Excerpted passage:

>>>>

A sexless or nearly-sexless marriage are terms often used to describe when married couples might only have sex a few times a year or even on a “quarterly basis” (and this could mean anything from foreplay to penetration). Nothing wrong with that if it works for you, but for some couples, at least one person in the relationship may secretly wonder if everything is alright.
If you happen to know anyone who experiences this, it’s important to understand that it’s actually more common than we realise and to be aware of the many reasons this could happen. It could be due to a person’s upbringing, a bad first few experiences, religion and family planning issues, or demands that come with raising a family and career. Sociology associate professor Denise A. Donnelly from Georgia State University studied sexless marriages. Through her research, she found that many individuals in a sexless marriage could also be dealing with guilt, issues with the human body, or feel that sex is “dirty” or only for procreation.
The New York Times Bestselling Author, Dr Kevin Leman, who wrote Sheet Music, shares in his book that “A fulfilling sex life is one of the most powerful marital glues a couple can have. If your husband is sexually fulfilled, he’ll do anything for you. He’ll take a bullet, he’ll race a train, and he’ll do whatever it takes to make sure you are okay.”
To the men, Dr Leman says that when a woman knows that her husband views sex as a special gift to give to her and if her husband will learn to become a selfless, sensitive and competent lover, it has the power to get a woman fired up and ready for some hot action!
Since we know sex is a crucial part of marriage…
How can I understand my partner better when it comes to sex?

<<<<

Provided records:

>>>>

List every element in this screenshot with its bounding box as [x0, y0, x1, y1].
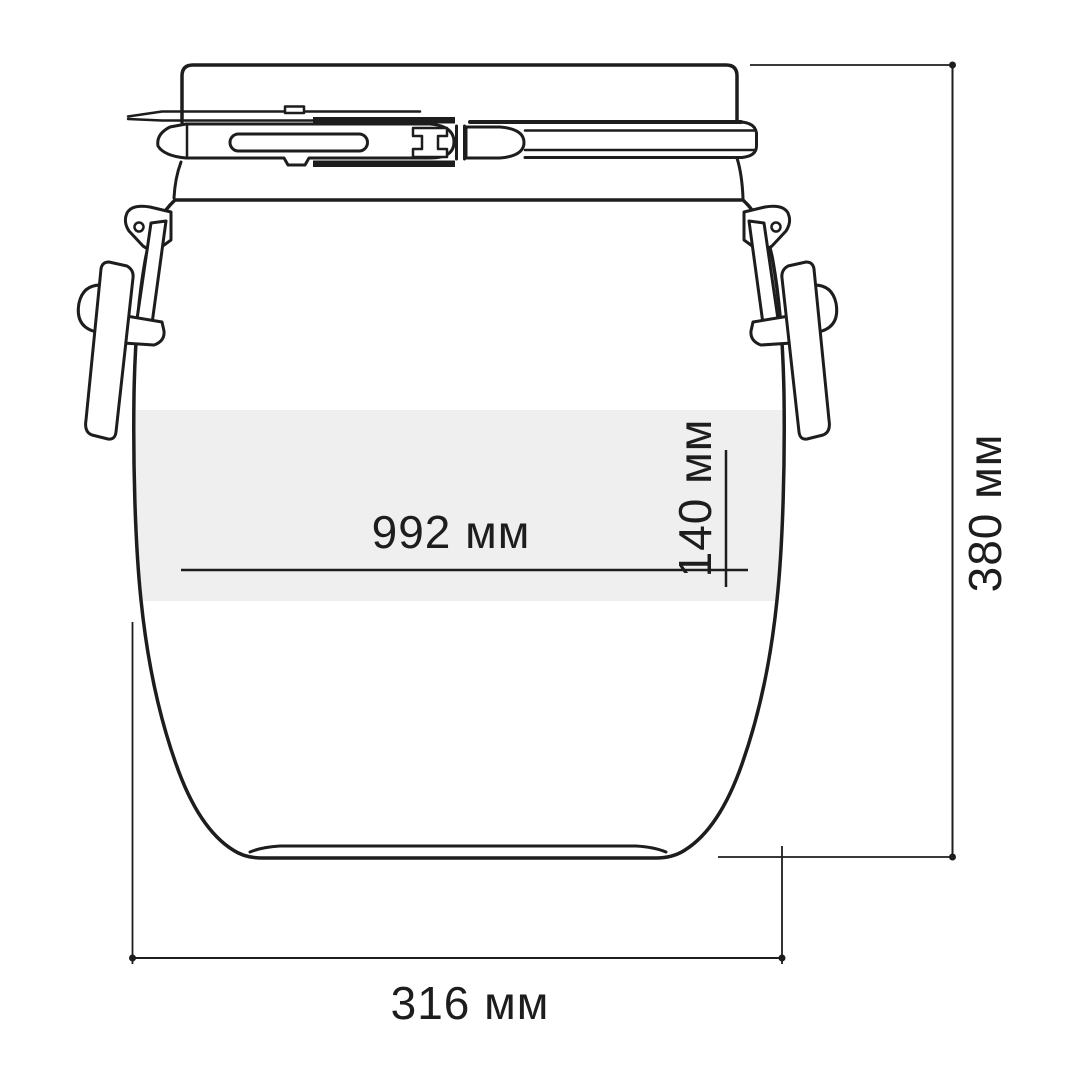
lever-bottom-bar — [313, 161, 455, 168]
handle-left — [78, 206, 171, 439]
dim-380-label: 380 мм — [959, 434, 1011, 593]
latch-tab — [466, 127, 524, 158]
neck-right — [737, 158, 743, 198]
bottom-rim-line — [250, 846, 666, 852]
handle-right — [744, 206, 837, 439]
dim-140-label: 140 мм — [669, 419, 721, 578]
dim-bottom-width: 316 мм — [129, 622, 786, 1029]
lid-outline — [182, 65, 737, 122]
dim-380-dot-top — [949, 62, 956, 69]
dim-316-label: 316 мм — [391, 977, 550, 1029]
dim-380-dot-bottom — [949, 854, 956, 861]
lid — [182, 65, 737, 122]
dim-992-label: 992 мм — [372, 506, 531, 558]
clamp-lever — [158, 124, 454, 165]
diagram-canvas: 992 мм 140 мм 380 мм — [0, 0, 1084, 1084]
dim-316-dot-right — [779, 955, 786, 962]
dim-316-dot-left — [129, 955, 136, 962]
dim-label-area-height: 140 мм — [669, 419, 726, 587]
neck-left — [174, 162, 181, 198]
lever-slot — [230, 134, 367, 151]
barrel-dimension-drawing: 992 мм 140 мм 380 мм — [0, 0, 1084, 1084]
lever-top-bar — [313, 117, 455, 124]
lever-strip-notch — [285, 107, 304, 114]
band-right-cap — [741, 122, 757, 158]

<<<<

Request:
Continue the article on sexless marriages, picking up after its final line.

Exercise result:
Sometimes the first step towards understanding what someone truly needs, is by first understanding where they are coming from and empathising with them. For women, the greatest deterrent of sex is weariness. An estimated 24 million American women say they don’t have time, are too exhausted, or just aren’t in the mood for sex…” reveals Dr Leman. Doing it “later” can soon become “never”.
On the other hand, for men, the greatest deterrent of sex isn’t exhaustion, but a lack of imagination on his wife’s part. Men also need to feel pursued. If his partner isn’t able to communicate how much she wants to be with him, he tends to lose interest. The challenge for a woman is to find time and energy to constantly pursue her husband.
What then can couples do to improve their sex lives?
Protect your schedule.
Make time for each other and for sex. If you already know you’re going to feel tired by 9pm, then bring your schedule earlier so you’ll finish dinner, doing the dishes, and sending the kids to bed by 8pm. That leaves you with a good hour to ease into playtime with your partner in bed. Sometimes this might even require cutting down on your To Do list throughout the day just to reserve energy and time. Try setting aside a day of the week till it making time becomes a regular thing. This naturally gives both of you something to look forward to, without the need to justify this allocation of time.
Do nothing, together.
For couples who haven’t really been in action for awhile, or those who don’t have a habit of sharing their feelings, this is a slow and safe start. For anyone who’s primary Love Language is Quality Time, this would be extra meaningful for that person too. Dr Snyder recommends just slowing down and spend time in each other’s presence without any distractions. This means giving yourselves the permission to sit quietly and bask in the moment together – appreciate each other’s gaze, hold hands perhaps, and just be physically present with each other but without any expectations for sex.
“We often get so wrapped up in our emotions that we lose sight of the simple elements of the experience — our breathing, the sensation of our bodies against the mattress, the temperature in the room…” he says.
“If this does lead to feelings of arousal – even if its just psychological arousal (which he describes as a “hypnotic, dumb-and-happy feeling that makes you resent if the phone rings”), just enjoy it for its own sake. Arousal isn’t all-or-none. Sometimes it can be rather subtle – a private, inward thing,” Dr. Snyder explains.
“Too many couples assume that every time they get aroused, they have to extinguish it with an orgasm — as if arousal was something irritating or unpleasant. Instead, think of arousal as something warm and nourishing.”
If this is something you haven’t experienced in a long time, surely you’ll want to let that feeling prolong a bit more!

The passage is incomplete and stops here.